## [JOBS]
a) Answer these questions about the forum post on securely deleting files from a MacBook Pro SSD:
(i) What repair has the poster been putting off?
(ii) According to the post, why can't secure erase be done on SSDs?
(iii) Which tool does nearly everything the poster found recommend using?
b) Continue the forum thread about securely deleting files from a MacBook Pro SSD, picking up after its final sentence.

# Secure delete files from MacBook Pro SSD ?



## Ian Oliver (May 20, 2019)

I've been holding off getting the keyboard fixed on my MacBook Pro. Can't hold off anymore. I've a bunch of client photos including boudoir and nude that I've deleted. Secure erase is no longer available for SSD's since in theory that cannot be done with SSD's due to how sectors are dynamically allocated including a somewhat large (20%?) buffer area for load leveling. So, these are just basic deleted.

I'd really really hate for someone at Apple to somehow recover one of these files and it get out. Any thoughts on how likely that is and what I can do?  Pretty much everything I've found says it can't be done and to use FileVault. Too late for that? And I assume that Apple will need my PW for fixing my machine and will therefore have access to everything within FileVault? Or will FileVault effectively overwrite the entire disk including the leveling buffer and so anything deleted prior will now be securely erased?

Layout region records
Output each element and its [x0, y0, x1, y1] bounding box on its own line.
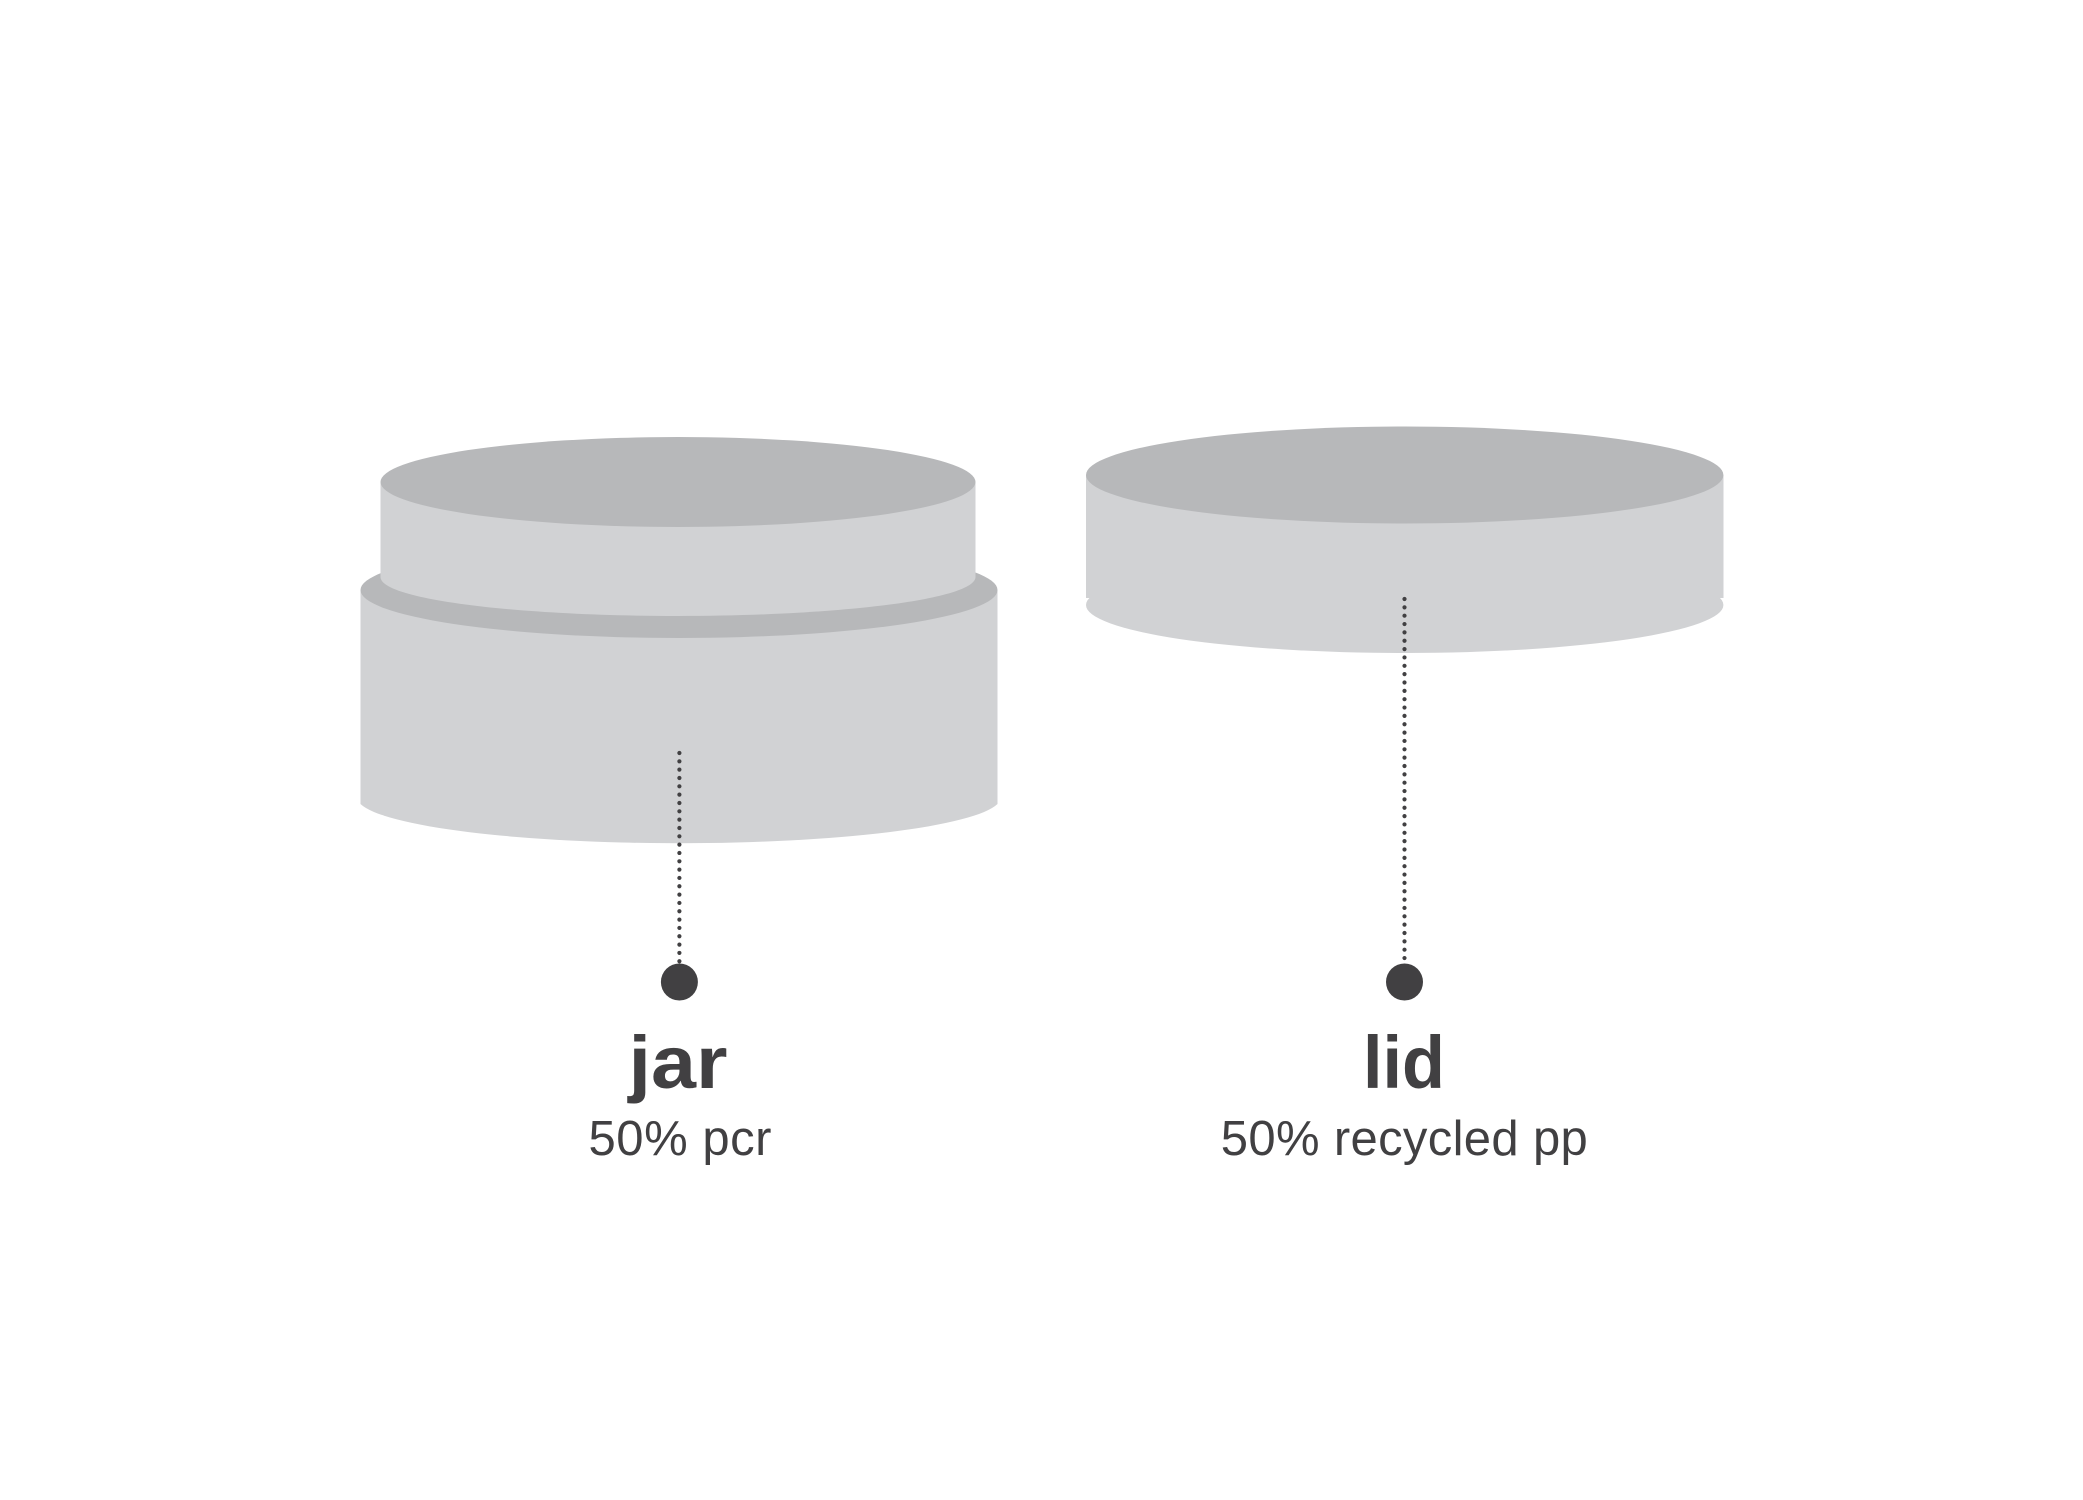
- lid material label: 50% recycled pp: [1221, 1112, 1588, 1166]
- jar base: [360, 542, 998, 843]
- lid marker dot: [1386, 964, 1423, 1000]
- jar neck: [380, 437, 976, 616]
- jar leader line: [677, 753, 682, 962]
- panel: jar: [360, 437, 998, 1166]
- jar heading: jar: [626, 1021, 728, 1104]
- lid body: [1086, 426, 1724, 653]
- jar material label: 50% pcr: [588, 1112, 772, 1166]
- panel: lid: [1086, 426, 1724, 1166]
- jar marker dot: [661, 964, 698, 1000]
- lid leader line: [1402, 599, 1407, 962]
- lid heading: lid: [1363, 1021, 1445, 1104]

## [RESPONSES BY TASK]
a)
(i) Getting the keyboard fixed on the MacBook Pro.
(ii) Because sectors are dynamically allocated, including a somewhat large buffer area for load leveling.
(iii) FileVault.

b)
On a side note, once encrypted with FileVault, is anything that is deleted now securely deleted so that even if someone has the PW they'd not be able to recover them?

Thanks,


----------



## Hal P Anderson (May 21, 2019)

You could try almost filling the SSD with a bunch of files and then deleting them. That ought to hit most places on the disk. Probably what's left won't hold much of a photo. Evidently that's what will happen if you use your Mac's Diskutil in terminal mode:

sudo diskutil secureErase freespace 0 "/Volumes/[Disk Name]"

That said, I doubt a technician would go to the trouble of extracting deleted images from your computer. It seems likely that that would be a firing offense.

Here's a pretty competent open source encryption program:    VeraCrypt - Free Open source disk encryption with strong security for the Paranoid


----------



## LRList001 (May 29, 2019)

If you can get to a command prompt, then first delete the files and second use dd (Unix/Linux systems) or cipher (Windows systems) to wipe the free space.

dd if=/null/zero of=anynameyoulike  (make sure you have changed your directory location (cd) to be on the disk you want to wipe, du will tell you what is mounted)
cipher /W:C:  (C: is the drive with space to erase, use which ever disk drive letter you want)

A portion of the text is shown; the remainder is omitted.